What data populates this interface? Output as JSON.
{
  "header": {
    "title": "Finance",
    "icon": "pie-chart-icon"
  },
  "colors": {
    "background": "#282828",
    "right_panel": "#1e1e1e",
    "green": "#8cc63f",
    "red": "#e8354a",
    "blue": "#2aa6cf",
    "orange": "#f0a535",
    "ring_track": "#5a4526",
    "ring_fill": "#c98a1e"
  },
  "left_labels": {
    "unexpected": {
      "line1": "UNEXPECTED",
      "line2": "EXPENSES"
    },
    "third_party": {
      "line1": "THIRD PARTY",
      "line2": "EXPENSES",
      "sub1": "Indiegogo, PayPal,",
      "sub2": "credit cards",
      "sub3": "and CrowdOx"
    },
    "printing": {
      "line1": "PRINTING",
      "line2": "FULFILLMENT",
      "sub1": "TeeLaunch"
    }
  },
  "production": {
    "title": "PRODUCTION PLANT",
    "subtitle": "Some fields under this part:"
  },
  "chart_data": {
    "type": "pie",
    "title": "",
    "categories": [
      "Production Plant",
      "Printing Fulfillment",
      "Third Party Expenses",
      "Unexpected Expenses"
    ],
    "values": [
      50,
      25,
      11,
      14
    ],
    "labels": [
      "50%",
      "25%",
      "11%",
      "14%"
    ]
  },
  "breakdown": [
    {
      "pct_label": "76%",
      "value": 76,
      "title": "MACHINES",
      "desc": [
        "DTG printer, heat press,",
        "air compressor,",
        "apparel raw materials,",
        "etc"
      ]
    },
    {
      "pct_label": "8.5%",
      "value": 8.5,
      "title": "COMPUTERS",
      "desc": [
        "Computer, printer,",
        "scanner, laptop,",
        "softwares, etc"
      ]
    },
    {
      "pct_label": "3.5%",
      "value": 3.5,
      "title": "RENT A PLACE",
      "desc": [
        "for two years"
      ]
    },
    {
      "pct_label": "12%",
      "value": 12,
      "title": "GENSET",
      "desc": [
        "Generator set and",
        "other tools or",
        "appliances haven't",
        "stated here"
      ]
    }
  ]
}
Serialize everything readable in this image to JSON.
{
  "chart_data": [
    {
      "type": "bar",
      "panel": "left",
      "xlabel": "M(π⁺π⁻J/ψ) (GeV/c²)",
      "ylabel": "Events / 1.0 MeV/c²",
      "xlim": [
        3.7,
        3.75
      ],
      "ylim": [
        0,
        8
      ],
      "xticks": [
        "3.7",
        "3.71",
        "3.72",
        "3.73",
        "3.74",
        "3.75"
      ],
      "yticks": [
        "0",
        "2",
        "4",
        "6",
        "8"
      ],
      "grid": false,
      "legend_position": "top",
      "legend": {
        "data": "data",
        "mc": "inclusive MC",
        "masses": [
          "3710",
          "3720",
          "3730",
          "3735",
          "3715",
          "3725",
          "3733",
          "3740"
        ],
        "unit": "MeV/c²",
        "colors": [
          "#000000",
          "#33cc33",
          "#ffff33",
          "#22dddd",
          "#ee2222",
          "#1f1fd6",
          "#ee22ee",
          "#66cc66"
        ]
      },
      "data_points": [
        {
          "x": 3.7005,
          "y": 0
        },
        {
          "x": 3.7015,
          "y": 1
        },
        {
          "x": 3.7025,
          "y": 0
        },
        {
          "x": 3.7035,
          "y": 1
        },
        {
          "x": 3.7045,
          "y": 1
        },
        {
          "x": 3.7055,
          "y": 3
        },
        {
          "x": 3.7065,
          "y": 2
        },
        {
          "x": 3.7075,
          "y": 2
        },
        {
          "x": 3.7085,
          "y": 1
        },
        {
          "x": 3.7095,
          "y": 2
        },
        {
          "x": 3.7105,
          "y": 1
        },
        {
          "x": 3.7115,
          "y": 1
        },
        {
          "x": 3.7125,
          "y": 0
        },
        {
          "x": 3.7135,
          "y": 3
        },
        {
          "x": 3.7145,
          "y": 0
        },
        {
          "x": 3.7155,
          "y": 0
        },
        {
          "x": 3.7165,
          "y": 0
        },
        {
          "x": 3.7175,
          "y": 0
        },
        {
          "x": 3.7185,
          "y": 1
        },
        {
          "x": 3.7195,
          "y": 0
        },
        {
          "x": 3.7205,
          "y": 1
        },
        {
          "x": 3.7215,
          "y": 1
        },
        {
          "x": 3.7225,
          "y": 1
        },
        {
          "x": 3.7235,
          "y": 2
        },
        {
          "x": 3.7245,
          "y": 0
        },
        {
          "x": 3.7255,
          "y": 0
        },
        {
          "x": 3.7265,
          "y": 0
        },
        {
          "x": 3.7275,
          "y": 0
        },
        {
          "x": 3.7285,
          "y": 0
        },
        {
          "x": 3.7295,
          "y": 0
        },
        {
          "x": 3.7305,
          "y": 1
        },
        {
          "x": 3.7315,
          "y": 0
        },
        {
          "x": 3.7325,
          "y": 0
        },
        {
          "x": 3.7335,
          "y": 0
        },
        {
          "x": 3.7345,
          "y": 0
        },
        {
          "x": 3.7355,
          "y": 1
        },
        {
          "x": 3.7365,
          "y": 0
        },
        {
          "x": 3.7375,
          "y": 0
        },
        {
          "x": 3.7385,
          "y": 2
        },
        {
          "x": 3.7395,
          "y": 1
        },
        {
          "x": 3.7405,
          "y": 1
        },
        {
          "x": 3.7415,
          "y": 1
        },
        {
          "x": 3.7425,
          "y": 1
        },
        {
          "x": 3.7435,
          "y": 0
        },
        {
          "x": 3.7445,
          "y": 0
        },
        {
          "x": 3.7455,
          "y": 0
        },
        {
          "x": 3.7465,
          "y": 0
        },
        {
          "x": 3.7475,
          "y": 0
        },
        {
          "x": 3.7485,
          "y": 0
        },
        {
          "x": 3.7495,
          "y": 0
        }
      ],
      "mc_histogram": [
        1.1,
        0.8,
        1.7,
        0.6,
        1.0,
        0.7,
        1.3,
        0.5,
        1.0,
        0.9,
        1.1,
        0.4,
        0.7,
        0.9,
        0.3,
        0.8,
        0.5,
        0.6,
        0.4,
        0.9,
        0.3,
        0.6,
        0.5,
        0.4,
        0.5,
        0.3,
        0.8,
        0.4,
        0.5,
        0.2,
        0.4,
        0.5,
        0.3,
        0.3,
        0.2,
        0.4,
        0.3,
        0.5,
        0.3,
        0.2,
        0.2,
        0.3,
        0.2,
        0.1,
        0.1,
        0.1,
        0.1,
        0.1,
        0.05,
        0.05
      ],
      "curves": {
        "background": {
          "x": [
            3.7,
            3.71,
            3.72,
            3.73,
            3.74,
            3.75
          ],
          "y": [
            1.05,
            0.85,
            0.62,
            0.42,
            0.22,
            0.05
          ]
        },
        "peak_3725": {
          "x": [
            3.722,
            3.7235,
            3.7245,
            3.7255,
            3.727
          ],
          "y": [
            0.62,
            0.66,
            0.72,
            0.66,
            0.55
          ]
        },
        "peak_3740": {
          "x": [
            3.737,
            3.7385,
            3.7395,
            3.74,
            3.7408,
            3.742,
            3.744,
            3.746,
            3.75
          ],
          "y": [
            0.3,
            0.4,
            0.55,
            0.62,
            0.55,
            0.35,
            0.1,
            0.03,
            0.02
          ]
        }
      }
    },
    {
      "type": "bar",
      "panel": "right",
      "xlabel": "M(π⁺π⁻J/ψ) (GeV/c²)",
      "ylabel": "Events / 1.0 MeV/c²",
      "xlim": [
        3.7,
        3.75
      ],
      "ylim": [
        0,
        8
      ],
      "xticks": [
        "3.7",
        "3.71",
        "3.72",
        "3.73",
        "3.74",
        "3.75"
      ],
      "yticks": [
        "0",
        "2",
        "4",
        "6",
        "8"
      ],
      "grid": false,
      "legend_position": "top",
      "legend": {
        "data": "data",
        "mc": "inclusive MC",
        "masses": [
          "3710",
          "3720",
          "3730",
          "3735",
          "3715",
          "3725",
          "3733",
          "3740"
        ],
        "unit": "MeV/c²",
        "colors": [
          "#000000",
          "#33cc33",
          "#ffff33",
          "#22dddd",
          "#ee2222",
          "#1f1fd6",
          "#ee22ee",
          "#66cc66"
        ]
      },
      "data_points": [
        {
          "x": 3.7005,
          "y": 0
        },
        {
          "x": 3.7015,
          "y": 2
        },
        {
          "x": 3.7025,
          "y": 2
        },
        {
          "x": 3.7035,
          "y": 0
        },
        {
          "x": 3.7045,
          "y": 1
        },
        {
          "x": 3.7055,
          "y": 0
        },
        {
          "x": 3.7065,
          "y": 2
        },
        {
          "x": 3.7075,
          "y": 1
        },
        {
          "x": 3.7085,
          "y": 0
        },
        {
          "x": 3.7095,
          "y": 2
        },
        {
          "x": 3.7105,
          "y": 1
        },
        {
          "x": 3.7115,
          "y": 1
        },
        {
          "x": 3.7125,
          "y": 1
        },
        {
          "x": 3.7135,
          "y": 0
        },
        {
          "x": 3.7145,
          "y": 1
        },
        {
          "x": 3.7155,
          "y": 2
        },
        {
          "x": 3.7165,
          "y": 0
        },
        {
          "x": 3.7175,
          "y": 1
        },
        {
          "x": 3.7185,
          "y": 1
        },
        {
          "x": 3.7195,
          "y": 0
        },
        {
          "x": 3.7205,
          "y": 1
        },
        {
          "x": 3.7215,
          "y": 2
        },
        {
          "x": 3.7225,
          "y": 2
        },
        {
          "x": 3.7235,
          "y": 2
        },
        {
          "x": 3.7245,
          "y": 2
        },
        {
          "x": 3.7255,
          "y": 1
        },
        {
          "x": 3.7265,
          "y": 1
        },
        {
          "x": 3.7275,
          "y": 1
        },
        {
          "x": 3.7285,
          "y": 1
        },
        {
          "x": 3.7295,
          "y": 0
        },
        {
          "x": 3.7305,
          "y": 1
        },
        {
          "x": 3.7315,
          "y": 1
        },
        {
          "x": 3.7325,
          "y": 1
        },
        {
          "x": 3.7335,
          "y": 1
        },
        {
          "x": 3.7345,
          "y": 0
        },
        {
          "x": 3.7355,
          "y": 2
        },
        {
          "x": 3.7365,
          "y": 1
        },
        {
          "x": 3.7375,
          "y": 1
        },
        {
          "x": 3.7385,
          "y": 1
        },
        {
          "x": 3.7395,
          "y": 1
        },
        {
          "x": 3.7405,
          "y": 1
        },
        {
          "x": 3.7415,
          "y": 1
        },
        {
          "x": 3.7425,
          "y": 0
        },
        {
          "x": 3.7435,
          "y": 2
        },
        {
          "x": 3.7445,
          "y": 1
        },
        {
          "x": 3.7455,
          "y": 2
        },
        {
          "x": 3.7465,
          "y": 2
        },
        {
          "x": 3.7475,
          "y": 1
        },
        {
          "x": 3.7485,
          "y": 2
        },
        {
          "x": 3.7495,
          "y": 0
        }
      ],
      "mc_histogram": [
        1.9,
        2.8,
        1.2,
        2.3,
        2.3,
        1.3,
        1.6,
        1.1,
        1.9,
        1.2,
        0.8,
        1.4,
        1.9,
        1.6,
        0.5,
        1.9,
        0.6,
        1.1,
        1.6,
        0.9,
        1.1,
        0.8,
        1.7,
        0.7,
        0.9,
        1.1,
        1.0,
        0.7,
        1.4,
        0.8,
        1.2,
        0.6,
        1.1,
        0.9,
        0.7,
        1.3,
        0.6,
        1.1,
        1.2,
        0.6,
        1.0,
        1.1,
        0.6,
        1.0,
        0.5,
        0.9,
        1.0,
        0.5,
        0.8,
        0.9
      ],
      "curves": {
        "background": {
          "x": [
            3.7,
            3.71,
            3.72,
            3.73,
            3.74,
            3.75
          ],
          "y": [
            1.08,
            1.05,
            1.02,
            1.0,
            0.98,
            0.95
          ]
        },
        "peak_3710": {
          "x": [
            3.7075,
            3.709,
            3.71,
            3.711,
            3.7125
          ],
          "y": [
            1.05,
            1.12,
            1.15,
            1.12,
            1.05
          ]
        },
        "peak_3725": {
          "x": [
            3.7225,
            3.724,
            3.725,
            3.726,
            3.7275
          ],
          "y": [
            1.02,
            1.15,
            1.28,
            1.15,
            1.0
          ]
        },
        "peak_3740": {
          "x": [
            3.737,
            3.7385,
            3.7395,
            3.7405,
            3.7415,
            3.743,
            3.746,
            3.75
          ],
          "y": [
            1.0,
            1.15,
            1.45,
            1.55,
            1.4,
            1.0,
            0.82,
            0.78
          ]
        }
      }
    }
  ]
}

• Written task:
Only the number is wanted: how many lines in the entries above contain the string "printer"?

• Response to the task:
2